(Your goal):
Find and copy every line in the records that includes the string "State".

(Records for this exercise):

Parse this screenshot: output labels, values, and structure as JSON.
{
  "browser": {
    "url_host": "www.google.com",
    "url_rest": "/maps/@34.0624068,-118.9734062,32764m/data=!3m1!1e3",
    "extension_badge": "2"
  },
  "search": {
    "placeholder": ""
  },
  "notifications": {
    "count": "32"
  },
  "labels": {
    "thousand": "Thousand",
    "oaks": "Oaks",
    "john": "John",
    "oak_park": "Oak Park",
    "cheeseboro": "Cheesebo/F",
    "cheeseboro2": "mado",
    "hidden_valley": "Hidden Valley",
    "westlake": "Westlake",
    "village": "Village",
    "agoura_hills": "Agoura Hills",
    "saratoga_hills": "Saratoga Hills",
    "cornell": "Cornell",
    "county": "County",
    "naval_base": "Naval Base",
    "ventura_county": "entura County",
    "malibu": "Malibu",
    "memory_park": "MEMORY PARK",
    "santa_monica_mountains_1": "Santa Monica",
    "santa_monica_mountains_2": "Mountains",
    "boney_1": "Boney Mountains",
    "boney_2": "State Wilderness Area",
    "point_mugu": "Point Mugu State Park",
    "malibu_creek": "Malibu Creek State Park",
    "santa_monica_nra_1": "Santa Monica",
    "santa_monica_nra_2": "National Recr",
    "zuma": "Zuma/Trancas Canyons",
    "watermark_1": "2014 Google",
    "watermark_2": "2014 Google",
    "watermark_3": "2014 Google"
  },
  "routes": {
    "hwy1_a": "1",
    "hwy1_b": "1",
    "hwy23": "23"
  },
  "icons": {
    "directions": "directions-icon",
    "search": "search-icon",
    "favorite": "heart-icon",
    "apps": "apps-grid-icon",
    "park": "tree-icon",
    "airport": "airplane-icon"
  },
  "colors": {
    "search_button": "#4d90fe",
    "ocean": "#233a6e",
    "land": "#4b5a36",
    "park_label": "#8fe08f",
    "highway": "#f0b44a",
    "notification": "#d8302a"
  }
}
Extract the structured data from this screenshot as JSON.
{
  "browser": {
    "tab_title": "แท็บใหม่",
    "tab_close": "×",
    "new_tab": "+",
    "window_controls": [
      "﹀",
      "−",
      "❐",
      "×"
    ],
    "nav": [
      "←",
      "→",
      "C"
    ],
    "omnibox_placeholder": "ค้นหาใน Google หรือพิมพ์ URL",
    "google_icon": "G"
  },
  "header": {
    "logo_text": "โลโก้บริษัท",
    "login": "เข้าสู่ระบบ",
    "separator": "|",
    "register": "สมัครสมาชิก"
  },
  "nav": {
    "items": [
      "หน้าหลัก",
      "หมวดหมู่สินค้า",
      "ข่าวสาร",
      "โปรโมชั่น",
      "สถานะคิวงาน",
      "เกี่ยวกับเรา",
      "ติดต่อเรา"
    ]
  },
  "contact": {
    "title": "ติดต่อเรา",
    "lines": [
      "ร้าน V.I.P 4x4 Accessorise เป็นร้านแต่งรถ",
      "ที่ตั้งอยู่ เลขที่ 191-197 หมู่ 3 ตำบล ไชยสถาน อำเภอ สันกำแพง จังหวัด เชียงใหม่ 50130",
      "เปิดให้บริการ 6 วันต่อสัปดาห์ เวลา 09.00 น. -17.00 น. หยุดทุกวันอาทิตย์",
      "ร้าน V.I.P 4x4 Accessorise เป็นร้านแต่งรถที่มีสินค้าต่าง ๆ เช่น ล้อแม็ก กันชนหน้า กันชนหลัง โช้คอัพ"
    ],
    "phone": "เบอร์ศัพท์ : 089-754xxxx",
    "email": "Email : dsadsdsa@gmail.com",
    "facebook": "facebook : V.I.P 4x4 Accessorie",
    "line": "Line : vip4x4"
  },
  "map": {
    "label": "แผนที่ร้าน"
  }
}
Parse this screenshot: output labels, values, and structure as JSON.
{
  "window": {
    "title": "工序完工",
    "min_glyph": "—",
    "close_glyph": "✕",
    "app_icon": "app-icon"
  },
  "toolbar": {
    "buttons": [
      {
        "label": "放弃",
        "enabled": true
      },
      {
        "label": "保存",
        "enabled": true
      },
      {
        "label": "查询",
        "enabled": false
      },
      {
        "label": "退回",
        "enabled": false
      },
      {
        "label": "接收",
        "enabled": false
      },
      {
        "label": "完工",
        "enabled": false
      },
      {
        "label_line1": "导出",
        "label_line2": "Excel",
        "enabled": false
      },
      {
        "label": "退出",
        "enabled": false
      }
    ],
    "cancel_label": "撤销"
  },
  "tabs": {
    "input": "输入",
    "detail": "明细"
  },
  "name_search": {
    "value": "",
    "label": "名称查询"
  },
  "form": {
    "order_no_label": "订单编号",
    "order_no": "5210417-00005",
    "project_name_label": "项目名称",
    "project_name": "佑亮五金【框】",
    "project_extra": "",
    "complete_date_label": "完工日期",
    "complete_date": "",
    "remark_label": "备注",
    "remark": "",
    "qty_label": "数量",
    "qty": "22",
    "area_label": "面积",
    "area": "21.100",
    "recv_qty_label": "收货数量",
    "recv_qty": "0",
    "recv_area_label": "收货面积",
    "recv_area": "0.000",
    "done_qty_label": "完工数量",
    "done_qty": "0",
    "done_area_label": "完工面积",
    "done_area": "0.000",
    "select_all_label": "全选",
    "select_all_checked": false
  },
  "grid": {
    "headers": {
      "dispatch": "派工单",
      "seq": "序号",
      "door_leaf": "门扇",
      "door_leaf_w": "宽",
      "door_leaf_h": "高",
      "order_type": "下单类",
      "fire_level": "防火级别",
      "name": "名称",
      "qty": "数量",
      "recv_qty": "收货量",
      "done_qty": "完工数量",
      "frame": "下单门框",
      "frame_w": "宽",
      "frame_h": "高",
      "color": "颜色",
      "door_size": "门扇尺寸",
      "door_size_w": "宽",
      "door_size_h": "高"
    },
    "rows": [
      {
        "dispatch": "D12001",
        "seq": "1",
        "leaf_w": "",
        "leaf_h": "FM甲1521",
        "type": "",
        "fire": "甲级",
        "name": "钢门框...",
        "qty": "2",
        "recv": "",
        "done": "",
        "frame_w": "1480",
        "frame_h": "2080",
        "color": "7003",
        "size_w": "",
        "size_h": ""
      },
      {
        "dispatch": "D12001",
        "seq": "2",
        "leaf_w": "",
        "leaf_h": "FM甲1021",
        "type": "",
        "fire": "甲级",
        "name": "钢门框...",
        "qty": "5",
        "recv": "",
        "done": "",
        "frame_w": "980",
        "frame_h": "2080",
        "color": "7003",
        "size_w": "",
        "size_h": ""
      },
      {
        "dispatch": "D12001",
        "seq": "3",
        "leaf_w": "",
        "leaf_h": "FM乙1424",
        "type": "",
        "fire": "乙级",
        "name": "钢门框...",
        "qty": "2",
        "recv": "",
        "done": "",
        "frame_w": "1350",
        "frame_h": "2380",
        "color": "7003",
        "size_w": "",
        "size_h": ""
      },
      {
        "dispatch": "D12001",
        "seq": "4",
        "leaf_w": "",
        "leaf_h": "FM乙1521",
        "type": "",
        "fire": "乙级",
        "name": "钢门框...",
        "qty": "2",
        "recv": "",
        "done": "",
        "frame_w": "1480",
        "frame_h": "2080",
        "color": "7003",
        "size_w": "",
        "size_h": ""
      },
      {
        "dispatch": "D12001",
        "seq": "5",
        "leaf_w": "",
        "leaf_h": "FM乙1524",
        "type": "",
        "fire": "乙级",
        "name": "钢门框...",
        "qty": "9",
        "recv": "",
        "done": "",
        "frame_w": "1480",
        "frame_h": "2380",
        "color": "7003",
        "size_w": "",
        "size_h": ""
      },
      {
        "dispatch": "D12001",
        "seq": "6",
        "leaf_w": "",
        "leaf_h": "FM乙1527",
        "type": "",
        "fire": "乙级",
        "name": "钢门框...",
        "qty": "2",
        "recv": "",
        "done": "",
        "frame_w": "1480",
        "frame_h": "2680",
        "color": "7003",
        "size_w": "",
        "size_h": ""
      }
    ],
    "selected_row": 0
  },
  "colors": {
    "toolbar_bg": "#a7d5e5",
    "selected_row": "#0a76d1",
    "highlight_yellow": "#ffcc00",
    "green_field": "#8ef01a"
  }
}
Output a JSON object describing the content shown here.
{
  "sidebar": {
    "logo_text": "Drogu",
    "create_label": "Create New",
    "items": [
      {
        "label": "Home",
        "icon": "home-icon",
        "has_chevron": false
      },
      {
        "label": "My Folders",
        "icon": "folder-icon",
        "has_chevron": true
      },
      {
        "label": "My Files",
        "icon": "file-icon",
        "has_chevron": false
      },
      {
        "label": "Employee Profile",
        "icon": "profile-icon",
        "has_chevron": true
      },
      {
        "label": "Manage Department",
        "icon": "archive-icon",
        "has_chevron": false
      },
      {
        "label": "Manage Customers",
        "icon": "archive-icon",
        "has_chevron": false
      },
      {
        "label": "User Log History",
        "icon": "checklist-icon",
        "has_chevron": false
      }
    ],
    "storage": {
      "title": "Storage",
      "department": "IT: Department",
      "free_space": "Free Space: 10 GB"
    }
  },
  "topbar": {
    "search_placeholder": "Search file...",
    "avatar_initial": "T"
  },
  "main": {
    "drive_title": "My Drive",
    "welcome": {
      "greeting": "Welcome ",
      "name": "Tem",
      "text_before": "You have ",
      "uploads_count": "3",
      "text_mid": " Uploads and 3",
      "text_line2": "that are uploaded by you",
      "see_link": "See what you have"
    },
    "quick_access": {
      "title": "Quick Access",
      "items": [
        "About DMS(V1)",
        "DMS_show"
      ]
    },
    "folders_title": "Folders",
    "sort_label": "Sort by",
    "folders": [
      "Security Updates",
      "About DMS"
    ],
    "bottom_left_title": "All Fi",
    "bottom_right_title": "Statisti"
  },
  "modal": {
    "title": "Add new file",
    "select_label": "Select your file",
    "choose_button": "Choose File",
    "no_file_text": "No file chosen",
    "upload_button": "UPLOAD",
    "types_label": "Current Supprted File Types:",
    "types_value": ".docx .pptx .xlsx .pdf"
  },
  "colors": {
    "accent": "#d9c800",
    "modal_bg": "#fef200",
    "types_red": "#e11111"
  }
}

(Task solution):
    "boney_2": "State Wilderness Area",
    "point_mugu": "Point Mugu State Park",
    "malibu_creek": "Malibu Creek State Park",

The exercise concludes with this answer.